Given exercise: Search the records that follow and extract every line containing the string "JSON".

Data for the task:

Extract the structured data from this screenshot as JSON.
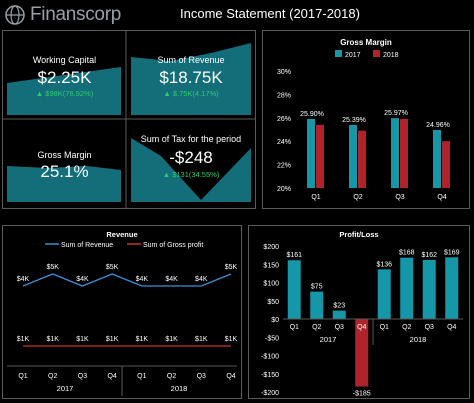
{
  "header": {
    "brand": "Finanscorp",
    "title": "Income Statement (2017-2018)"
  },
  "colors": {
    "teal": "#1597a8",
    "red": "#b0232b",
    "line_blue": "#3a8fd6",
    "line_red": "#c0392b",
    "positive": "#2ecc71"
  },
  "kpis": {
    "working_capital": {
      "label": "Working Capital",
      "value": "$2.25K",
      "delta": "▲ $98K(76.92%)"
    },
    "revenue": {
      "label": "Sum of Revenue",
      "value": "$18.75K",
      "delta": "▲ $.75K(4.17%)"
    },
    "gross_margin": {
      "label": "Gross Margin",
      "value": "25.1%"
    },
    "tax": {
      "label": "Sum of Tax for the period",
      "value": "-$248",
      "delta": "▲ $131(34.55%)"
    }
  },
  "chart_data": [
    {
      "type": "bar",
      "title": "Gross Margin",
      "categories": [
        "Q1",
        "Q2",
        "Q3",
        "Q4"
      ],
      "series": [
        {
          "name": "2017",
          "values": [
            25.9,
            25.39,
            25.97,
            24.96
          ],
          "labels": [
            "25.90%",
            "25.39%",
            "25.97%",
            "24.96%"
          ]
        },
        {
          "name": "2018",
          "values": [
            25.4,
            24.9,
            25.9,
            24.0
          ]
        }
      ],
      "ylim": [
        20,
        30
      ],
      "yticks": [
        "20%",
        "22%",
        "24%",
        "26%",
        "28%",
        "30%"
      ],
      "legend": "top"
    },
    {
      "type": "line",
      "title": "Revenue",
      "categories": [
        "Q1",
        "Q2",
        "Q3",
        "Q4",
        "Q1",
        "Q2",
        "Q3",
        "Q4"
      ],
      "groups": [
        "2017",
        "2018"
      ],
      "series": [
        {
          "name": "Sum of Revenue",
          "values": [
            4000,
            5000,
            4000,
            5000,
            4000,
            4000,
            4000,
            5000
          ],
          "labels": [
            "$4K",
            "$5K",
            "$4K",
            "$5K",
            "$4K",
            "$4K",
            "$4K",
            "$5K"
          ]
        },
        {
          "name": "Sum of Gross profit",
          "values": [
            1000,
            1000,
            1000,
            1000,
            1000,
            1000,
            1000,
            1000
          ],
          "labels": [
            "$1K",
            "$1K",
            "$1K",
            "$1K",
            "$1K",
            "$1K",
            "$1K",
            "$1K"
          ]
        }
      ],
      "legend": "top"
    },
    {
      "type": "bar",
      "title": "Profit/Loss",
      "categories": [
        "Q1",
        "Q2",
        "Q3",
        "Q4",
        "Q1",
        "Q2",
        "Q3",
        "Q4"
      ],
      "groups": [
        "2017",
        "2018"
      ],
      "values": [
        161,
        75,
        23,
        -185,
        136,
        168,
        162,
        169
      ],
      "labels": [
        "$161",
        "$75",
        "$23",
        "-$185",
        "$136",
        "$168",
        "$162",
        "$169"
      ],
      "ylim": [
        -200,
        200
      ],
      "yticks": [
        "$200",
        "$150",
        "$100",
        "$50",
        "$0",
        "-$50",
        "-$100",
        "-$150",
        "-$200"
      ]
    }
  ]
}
---
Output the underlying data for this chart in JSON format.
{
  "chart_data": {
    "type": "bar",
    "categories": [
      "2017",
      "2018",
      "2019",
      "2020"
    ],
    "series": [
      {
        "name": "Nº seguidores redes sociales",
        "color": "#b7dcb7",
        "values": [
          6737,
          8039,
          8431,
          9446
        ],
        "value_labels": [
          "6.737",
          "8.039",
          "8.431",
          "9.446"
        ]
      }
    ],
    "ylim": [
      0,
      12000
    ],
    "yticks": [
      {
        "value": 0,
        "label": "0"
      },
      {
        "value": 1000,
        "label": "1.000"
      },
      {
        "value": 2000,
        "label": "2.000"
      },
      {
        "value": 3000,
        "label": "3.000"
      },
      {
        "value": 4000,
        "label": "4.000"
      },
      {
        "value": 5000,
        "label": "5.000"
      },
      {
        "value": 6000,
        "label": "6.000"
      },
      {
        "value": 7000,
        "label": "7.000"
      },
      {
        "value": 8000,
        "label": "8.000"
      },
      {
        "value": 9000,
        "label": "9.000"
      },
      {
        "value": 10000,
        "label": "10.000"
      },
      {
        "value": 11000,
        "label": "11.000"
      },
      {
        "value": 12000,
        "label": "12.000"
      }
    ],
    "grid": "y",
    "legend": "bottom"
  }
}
==
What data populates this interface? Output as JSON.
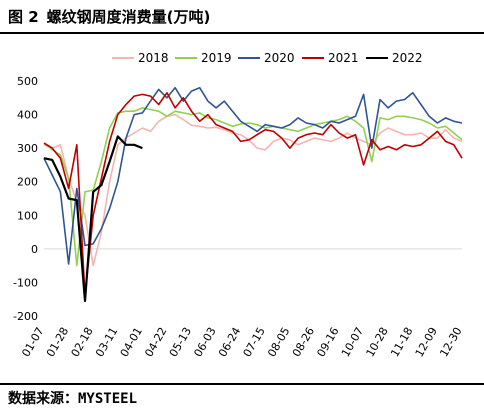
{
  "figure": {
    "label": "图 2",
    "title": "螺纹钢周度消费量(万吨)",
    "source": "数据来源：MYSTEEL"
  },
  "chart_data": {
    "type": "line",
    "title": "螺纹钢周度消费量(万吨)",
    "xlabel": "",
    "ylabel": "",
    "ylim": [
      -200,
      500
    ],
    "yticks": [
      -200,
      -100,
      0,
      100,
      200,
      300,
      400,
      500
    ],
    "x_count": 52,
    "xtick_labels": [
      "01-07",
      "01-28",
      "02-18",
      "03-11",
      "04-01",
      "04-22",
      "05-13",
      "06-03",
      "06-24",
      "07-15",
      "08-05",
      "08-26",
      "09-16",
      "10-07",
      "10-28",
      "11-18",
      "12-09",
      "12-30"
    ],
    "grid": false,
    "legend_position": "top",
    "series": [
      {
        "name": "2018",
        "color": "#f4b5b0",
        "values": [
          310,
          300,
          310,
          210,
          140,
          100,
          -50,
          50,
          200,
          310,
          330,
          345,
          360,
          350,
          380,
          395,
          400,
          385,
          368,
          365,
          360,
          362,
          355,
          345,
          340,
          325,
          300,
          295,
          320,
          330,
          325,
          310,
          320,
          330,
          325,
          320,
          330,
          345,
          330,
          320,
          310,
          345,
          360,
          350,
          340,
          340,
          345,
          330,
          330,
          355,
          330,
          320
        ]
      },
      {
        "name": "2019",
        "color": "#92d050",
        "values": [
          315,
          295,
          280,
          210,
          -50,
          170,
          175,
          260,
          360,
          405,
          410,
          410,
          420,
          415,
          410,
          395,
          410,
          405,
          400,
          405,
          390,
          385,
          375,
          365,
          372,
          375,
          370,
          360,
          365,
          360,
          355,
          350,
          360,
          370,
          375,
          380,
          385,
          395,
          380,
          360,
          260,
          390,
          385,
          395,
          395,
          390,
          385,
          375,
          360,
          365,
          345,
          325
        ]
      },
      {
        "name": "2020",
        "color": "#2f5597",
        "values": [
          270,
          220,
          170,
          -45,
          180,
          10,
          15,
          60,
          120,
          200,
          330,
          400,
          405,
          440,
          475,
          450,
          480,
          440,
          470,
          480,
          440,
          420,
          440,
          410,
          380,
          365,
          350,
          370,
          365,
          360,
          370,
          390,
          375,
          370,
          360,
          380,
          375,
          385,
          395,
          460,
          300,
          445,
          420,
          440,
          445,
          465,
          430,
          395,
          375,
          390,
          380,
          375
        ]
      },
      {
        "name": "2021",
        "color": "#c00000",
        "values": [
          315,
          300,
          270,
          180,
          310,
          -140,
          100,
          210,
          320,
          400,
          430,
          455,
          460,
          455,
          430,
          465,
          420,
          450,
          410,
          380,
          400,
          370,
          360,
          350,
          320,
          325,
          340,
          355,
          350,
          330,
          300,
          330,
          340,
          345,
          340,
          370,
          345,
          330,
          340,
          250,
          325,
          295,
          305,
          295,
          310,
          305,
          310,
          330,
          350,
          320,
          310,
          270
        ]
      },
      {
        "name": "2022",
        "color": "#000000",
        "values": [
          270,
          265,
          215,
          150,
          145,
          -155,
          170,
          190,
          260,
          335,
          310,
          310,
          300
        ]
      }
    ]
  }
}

Correct result:
Extract the structured data from this screenshot as JSON.
Output the underlying data for this chart in JSON format.
What data populates this interface? Output as JSON.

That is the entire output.